INSTRUCTIONS TO FOLLOW:
Count the lines in the records below that contain the word "title", and give only that number.

--- --- ---

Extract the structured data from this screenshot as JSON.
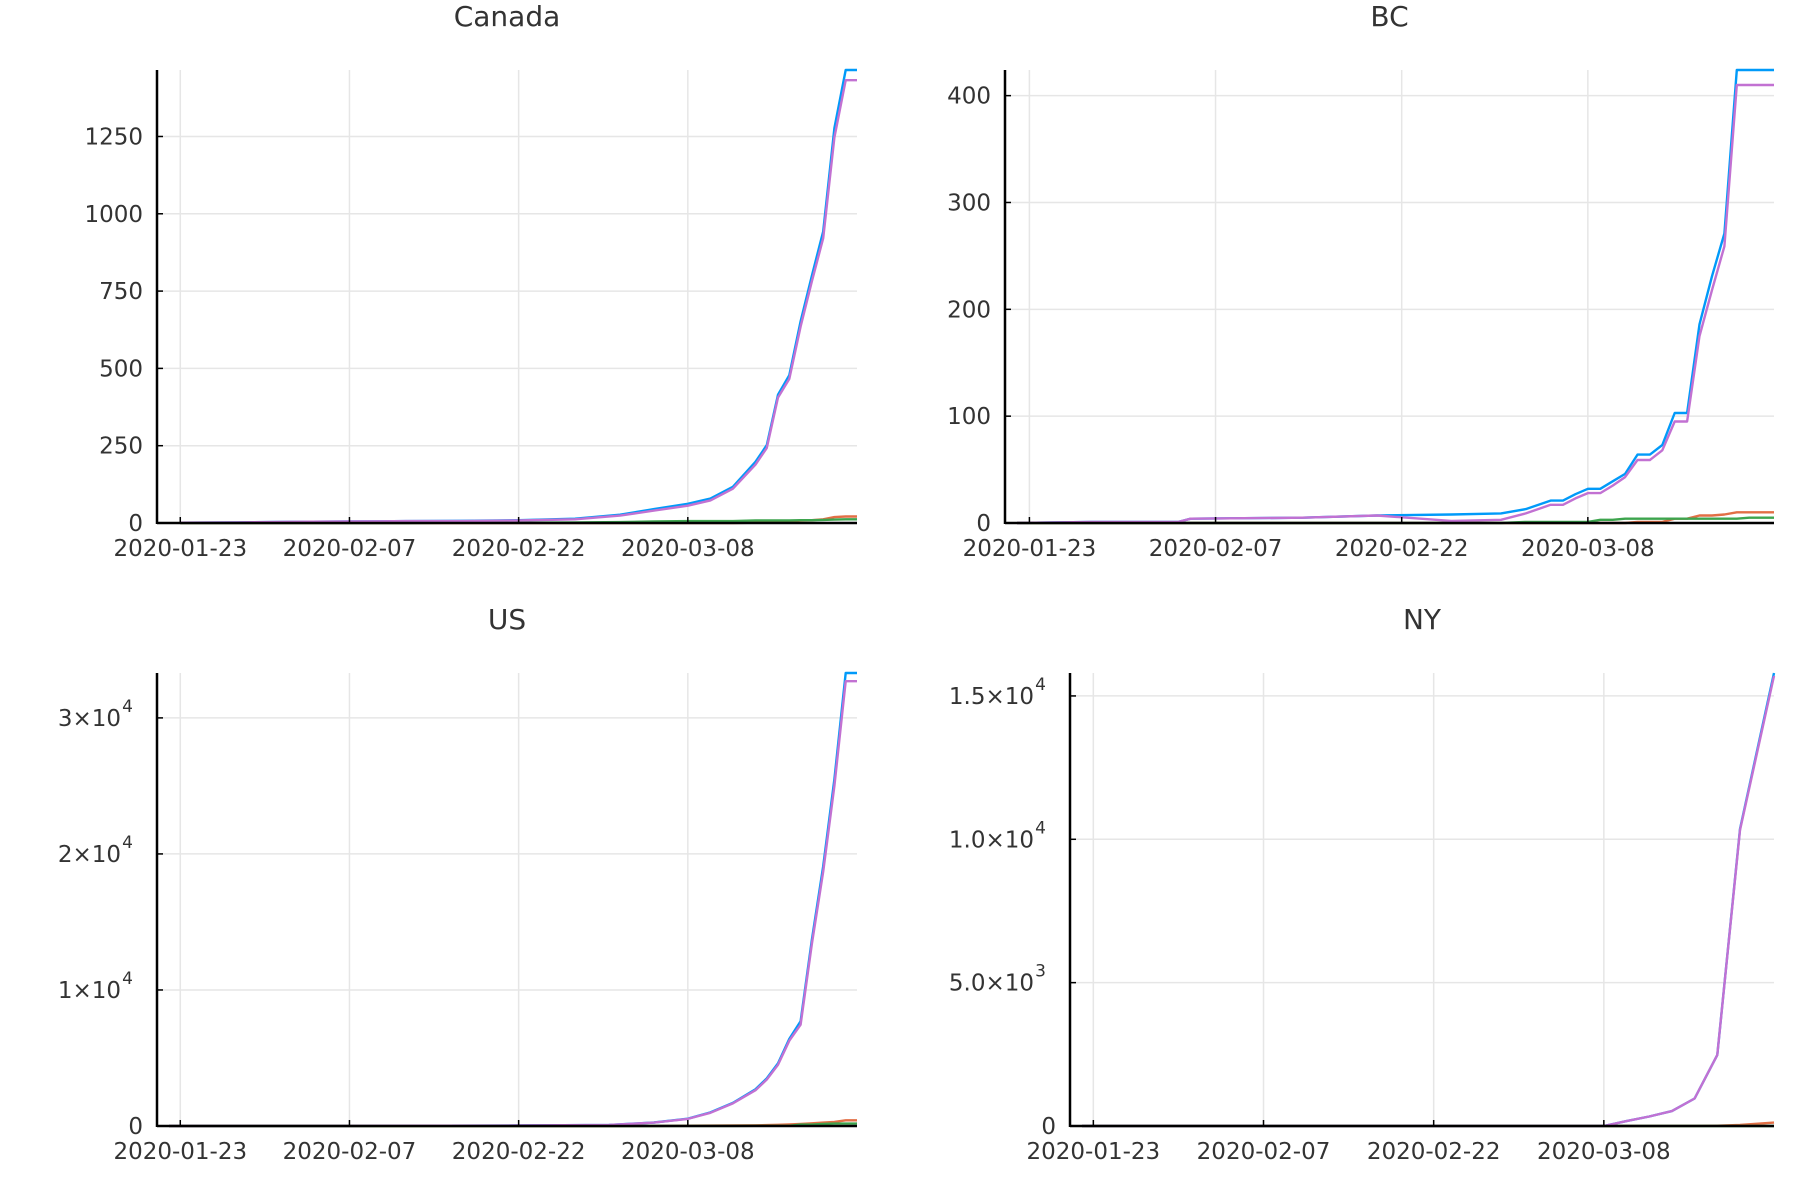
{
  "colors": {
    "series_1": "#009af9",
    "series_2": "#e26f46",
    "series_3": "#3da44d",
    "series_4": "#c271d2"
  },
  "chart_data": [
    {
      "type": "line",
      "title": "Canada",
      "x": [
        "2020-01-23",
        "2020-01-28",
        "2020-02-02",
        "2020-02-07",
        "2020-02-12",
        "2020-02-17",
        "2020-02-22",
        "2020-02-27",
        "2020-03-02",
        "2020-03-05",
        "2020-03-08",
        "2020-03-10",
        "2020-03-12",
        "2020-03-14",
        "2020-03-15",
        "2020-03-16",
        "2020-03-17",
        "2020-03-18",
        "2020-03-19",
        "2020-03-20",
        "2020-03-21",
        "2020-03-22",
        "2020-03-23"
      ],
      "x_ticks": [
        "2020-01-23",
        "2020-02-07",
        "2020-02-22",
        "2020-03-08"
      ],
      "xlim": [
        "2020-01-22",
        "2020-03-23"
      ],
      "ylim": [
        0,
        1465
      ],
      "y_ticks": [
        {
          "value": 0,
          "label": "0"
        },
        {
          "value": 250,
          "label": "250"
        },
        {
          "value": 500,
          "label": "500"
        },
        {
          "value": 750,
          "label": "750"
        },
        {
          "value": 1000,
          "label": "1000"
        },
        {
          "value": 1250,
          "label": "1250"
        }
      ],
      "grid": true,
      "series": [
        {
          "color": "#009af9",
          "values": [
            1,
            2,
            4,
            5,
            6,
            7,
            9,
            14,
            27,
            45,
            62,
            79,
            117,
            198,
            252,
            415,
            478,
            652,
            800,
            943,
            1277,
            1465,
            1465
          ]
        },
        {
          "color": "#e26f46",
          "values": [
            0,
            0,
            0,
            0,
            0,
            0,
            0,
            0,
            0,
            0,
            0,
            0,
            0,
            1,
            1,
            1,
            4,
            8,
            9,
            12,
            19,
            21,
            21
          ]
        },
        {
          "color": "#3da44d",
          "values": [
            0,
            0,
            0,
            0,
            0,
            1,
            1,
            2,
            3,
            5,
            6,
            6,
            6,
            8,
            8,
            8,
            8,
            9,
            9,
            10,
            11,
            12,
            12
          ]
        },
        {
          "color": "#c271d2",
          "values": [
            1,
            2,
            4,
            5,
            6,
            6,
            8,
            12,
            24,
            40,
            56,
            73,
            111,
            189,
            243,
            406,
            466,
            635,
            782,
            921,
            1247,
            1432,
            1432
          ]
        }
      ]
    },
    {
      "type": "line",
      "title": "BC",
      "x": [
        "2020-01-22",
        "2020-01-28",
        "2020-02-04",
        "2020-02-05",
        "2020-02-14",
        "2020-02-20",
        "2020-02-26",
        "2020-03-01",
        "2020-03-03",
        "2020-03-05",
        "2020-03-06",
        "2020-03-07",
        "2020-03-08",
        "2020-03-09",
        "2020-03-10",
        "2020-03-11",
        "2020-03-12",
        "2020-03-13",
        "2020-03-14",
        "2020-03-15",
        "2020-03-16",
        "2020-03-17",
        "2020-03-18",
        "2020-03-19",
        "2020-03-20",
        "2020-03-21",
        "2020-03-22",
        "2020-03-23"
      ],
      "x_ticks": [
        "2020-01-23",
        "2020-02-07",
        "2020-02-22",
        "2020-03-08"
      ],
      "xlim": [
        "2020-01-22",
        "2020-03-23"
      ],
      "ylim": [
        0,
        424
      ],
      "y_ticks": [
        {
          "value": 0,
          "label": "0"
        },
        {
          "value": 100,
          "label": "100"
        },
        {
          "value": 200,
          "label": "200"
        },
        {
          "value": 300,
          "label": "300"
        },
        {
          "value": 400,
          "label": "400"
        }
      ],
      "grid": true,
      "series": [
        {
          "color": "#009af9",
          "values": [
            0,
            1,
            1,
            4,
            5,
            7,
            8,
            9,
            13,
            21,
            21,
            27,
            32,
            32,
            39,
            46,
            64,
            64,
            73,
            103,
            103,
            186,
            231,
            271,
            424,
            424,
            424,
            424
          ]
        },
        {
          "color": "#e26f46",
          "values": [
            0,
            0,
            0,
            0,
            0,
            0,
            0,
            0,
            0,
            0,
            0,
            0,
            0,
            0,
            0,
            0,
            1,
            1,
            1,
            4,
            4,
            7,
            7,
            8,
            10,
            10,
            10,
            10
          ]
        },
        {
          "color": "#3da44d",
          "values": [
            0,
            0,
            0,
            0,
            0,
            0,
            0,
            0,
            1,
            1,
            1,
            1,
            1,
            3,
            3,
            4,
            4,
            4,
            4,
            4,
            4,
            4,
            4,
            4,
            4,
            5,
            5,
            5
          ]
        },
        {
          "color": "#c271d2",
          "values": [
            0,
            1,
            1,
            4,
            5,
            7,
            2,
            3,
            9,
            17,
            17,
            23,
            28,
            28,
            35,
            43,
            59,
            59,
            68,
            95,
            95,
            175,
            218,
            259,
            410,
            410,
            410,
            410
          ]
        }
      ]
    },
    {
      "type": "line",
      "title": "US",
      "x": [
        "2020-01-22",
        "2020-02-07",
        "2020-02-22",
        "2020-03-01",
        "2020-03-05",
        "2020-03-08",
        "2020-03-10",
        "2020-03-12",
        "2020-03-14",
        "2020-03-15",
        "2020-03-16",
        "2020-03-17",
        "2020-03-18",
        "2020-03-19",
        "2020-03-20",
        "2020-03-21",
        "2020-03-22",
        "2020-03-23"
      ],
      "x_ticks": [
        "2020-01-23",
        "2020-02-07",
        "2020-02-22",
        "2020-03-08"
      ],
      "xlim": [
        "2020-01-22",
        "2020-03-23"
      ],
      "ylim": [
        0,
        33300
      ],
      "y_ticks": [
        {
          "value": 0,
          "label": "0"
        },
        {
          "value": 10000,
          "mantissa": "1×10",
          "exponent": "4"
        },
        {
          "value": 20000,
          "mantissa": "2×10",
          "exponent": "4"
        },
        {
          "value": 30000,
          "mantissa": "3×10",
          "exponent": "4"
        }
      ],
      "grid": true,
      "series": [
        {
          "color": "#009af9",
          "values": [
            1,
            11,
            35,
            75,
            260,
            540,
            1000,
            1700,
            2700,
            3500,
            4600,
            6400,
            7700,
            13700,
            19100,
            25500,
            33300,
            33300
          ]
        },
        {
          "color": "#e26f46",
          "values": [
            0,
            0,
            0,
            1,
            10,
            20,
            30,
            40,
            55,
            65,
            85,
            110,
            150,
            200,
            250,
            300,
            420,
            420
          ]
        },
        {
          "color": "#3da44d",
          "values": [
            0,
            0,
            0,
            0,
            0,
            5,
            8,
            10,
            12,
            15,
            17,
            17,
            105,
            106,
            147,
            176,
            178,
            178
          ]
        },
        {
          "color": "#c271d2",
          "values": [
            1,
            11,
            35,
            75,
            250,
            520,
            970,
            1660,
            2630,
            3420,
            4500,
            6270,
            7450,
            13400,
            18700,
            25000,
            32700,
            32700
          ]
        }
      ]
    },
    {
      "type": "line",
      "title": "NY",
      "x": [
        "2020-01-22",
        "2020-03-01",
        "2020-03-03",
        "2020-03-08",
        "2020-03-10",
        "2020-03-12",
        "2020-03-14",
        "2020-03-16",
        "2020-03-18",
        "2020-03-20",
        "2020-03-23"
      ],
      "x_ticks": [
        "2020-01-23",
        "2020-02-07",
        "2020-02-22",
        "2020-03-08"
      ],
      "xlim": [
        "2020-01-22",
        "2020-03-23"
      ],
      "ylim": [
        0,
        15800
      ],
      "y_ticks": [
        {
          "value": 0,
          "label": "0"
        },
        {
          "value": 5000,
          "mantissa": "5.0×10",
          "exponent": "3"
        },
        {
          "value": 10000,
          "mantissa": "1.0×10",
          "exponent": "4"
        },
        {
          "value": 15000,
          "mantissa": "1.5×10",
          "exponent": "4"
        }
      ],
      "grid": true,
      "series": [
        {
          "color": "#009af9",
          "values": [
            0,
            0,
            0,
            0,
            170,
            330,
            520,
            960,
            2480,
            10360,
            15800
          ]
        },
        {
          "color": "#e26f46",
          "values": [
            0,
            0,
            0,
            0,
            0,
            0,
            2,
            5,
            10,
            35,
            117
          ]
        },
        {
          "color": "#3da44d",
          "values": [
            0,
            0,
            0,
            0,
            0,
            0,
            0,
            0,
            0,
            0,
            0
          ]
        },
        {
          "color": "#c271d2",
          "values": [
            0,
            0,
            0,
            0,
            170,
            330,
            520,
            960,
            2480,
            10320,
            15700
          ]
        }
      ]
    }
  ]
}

--- --- ---

WORKED SOLUTION:
4